Records shown –
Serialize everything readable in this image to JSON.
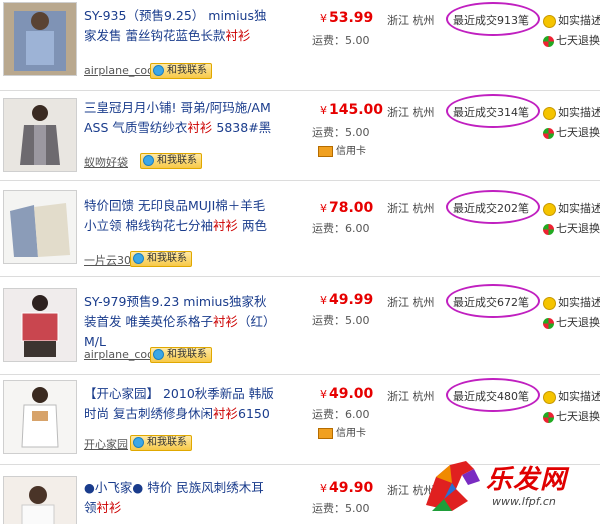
{
  "contact_label": "和我联系",
  "card_label": "信用卡",
  "desc_label": "如实描述",
  "return_label": "七天退换",
  "watermark": {
    "name": "乐发网",
    "url": "www.lfpf.cn"
  },
  "colors": {
    "price": "#e60000",
    "title": "#1a3c8c",
    "highlight": "#cc0000",
    "oval": "#c020c0"
  },
  "listings": [
    {
      "title_main": "SY-935（预售9.25） mimius独家发售 蕾丝钩花蓝色长款",
      "title_hl": "衬衫",
      "seller": "airplane_cood",
      "price": "53.99",
      "shipping": "运费：5.00",
      "location": "浙江 杭州",
      "sales": "最近成交913笔",
      "card": false
    },
    {
      "title_main": "三皇冠月月小铺! 哥弟/阿玛施/AMASS 气质雪纺纱衣",
      "title_hl": "衬衫",
      "title_tail": " 5838#黑",
      "seller": "蚁吻好袋",
      "price": "145.00",
      "shipping": "运费：5.00",
      "location": "浙江 杭州",
      "sales": "最近成交314笔",
      "card": true
    },
    {
      "title_main": "特价回馈 无印良品MUJI棉＋羊毛小立领 棉线钩花七分袖",
      "title_hl": "衬衫",
      "title_tail": " 两色",
      "seller": "一片云300",
      "price": "78.00",
      "shipping": "运费：6.00",
      "location": "浙江 杭州",
      "sales": "最近成交202笔",
      "card": false
    },
    {
      "title_main": "SY-979预售9.23 mimius独家秋装首发 唯美英伦系格子",
      "title_hl": "衬衫",
      "title_tail": "（红）M/L",
      "seller": "airplane_cood",
      "price": "49.99",
      "shipping": "运费：5.00",
      "location": "浙江 杭州",
      "sales": "最近成交672笔",
      "card": false
    },
    {
      "title_main": "【开心家园】 2010秋季新品 韩版时尚 复古刺绣修身休闲",
      "title_hl": "衬衫",
      "title_tail": "6150",
      "seller": "开心家园",
      "price": "49.00",
      "shipping": "运费：6.00",
      "location": "浙江 杭州",
      "sales": "最近成交480笔",
      "card": true
    },
    {
      "title_main": "●小飞家● 特价 民族风刺绣木耳领",
      "title_hl": "衬衫",
      "price": "49.90",
      "shipping": "运费：5.00",
      "location": "浙江 杭州"
    }
  ]
}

Given problem – Your task is to set down the records shown above exactly, minus any pictures.

Task output –
Serialize everything readable in this image to JSON.
{
  "contact_label": "和我联系",
  "card_label": "信用卡",
  "desc_label": "如实描述",
  "return_label": "七天退换",
  "watermark": {
    "name": "乐发网",
    "url": "www.lfpf.cn"
  },
  "colors": {
    "price": "#e60000",
    "title": "#1a3c8c",
    "highlight": "#cc0000",
    "oval": "#c020c0"
  },
  "listings": [
    {
      "title_main": "SY-935（预售9.25） mimius独家发售 蕾丝钩花蓝色长款",
      "title_hl": "衬衫",
      "seller": "airplane_cood",
      "price": "53.99",
      "shipping": "运费：5.00",
      "location": "浙江 杭州",
      "sales": "最近成交913笔",
      "card": false
    },
    {
      "title_main": "三皇冠月月小铺! 哥弟/阿玛施/AMASS 气质雪纺纱衣",
      "title_hl": "衬衫",
      "title_tail": " 5838#黑",
      "seller": "蚁吻好袋",
      "price": "145.00",
      "shipping": "运费：5.00",
      "location": "浙江 杭州",
      "sales": "最近成交314笔",
      "card": true
    },
    {
      "title_main": "特价回馈 无印良品MUJI棉＋羊毛小立领 棉线钩花七分袖",
      "title_hl": "衬衫",
      "title_tail": " 两色",
      "seller": "一片云300",
      "price": "78.00",
      "shipping": "运费：6.00",
      "location": "浙江 杭州",
      "sales": "最近成交202笔",
      "card": false
    },
    {
      "title_main": "SY-979预售9.23 mimius独家秋装首发 唯美英伦系格子",
      "title_hl": "衬衫",
      "title_tail": "（红）M/L",
      "seller": "airplane_cood",
      "price": "49.99",
      "shipping": "运费：5.00",
      "location": "浙江 杭州",
      "sales": "最近成交672笔",
      "card": false
    },
    {
      "title_main": "【开心家园】 2010秋季新品 韩版时尚 复古刺绣修身休闲",
      "title_hl": "衬衫",
      "title_tail": "6150",
      "seller": "开心家园",
      "price": "49.00",
      "shipping": "运费：6.00",
      "location": "浙江 杭州",
      "sales": "最近成交480笔",
      "card": true
    },
    {
      "title_main": "●小飞家● 特价 民族风刺绣木耳领",
      "title_hl": "衬衫",
      "price": "49.90",
      "shipping": "运费：5.00",
      "location": "浙江 杭州"
    }
  ]
}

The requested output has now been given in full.